» **GIVEN DATA**

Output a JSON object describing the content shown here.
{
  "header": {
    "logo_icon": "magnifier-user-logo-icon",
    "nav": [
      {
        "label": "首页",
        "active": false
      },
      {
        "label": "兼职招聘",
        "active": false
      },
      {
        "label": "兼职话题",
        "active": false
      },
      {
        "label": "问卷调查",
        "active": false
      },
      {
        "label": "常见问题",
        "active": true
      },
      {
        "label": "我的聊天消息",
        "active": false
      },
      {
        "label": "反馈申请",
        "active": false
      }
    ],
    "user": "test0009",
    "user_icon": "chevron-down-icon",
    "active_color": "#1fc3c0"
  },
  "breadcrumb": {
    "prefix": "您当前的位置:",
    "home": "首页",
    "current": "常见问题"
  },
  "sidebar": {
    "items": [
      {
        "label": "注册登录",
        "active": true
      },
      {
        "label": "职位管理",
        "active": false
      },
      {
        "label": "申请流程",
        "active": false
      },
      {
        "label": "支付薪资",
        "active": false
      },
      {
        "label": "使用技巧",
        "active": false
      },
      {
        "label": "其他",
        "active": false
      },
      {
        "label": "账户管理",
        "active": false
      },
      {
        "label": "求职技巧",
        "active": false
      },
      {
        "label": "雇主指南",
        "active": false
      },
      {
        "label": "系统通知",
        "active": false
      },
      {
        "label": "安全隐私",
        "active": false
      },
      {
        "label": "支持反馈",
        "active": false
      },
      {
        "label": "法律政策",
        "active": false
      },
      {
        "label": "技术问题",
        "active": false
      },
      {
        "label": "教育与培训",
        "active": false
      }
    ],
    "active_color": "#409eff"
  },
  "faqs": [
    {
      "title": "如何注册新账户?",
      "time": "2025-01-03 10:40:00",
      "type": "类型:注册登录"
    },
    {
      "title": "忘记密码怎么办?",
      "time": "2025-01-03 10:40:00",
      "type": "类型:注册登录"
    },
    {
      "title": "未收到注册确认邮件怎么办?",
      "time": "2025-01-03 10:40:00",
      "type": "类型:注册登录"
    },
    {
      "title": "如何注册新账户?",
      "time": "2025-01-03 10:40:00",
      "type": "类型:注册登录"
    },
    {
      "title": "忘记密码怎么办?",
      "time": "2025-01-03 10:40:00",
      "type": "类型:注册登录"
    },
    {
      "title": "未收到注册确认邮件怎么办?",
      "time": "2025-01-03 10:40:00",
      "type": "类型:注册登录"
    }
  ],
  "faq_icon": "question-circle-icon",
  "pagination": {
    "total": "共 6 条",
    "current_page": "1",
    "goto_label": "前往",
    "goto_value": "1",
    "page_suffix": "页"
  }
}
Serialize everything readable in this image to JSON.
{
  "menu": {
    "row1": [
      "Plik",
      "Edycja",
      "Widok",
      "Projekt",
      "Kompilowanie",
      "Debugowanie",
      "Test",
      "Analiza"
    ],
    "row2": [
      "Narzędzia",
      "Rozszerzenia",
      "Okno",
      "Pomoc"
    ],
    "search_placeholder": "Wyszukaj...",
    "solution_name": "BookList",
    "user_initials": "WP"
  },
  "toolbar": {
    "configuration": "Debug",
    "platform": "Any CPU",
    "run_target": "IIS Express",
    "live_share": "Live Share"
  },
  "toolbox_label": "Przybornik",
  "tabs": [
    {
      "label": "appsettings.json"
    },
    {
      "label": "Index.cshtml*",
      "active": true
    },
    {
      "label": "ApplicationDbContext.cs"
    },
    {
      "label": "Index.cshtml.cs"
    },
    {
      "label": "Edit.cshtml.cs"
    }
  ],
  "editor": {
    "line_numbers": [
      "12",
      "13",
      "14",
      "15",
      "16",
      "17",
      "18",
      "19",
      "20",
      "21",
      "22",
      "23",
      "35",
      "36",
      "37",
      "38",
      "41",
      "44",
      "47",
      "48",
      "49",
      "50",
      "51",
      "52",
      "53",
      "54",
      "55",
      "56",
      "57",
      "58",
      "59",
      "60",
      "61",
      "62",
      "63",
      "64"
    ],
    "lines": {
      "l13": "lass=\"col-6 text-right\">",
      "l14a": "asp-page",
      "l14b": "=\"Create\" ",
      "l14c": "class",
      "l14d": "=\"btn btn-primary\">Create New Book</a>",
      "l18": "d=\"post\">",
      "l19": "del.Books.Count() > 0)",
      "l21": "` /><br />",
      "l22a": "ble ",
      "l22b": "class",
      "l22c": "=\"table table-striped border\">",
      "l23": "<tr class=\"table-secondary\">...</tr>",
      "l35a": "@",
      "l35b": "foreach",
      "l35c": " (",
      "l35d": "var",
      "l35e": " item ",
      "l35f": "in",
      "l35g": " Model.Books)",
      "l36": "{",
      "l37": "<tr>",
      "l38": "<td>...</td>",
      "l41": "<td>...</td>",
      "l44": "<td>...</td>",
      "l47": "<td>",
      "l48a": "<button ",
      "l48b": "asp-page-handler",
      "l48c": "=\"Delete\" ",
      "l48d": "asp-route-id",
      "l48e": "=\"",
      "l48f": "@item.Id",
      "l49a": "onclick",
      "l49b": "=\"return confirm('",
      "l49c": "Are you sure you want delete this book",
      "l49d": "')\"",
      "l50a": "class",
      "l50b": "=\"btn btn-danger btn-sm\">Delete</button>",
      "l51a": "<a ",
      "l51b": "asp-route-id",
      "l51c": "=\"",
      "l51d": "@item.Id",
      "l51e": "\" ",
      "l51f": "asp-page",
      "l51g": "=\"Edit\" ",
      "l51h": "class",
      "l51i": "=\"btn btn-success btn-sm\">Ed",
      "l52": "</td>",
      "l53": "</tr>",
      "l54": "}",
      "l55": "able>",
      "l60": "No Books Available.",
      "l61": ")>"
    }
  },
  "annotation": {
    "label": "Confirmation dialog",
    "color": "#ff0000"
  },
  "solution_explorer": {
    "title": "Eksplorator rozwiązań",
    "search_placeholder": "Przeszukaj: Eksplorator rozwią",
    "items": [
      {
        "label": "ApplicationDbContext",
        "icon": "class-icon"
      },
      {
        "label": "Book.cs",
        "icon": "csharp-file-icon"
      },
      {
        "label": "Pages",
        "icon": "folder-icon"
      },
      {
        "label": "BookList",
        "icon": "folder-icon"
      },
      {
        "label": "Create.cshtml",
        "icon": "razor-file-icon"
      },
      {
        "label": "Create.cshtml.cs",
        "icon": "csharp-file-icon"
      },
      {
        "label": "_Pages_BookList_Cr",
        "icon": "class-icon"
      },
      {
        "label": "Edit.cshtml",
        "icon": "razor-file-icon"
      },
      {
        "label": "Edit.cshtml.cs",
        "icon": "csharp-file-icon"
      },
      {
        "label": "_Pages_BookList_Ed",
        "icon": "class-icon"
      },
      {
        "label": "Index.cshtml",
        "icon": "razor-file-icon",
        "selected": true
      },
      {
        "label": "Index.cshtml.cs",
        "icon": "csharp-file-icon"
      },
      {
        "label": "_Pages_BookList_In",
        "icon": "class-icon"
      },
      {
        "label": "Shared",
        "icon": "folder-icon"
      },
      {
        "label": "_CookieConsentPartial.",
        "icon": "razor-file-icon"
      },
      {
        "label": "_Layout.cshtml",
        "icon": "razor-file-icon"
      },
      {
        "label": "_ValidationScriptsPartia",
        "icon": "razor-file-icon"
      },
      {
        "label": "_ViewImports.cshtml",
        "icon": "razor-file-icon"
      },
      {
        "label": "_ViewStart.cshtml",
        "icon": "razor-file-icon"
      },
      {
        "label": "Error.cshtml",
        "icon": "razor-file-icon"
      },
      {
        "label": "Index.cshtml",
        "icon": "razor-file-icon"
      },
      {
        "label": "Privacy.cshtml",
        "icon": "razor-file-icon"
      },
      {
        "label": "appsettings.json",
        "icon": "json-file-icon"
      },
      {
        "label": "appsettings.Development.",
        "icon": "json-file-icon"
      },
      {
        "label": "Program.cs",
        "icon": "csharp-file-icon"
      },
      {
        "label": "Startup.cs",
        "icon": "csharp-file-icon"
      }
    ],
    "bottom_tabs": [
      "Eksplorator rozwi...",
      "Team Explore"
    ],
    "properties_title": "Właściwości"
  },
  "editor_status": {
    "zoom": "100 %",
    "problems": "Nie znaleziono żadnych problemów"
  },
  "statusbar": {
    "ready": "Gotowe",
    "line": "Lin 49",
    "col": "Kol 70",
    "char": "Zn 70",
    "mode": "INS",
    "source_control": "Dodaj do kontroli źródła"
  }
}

» **SET PROBLEM**
Identify each line in the entries with the word "Books" and copy it.

» **RESPONSE BELOW**
      "l19": "del.Books.Count() > 0)",
      "l35g": " Model.Books)",
      "l60": "No Books Available.",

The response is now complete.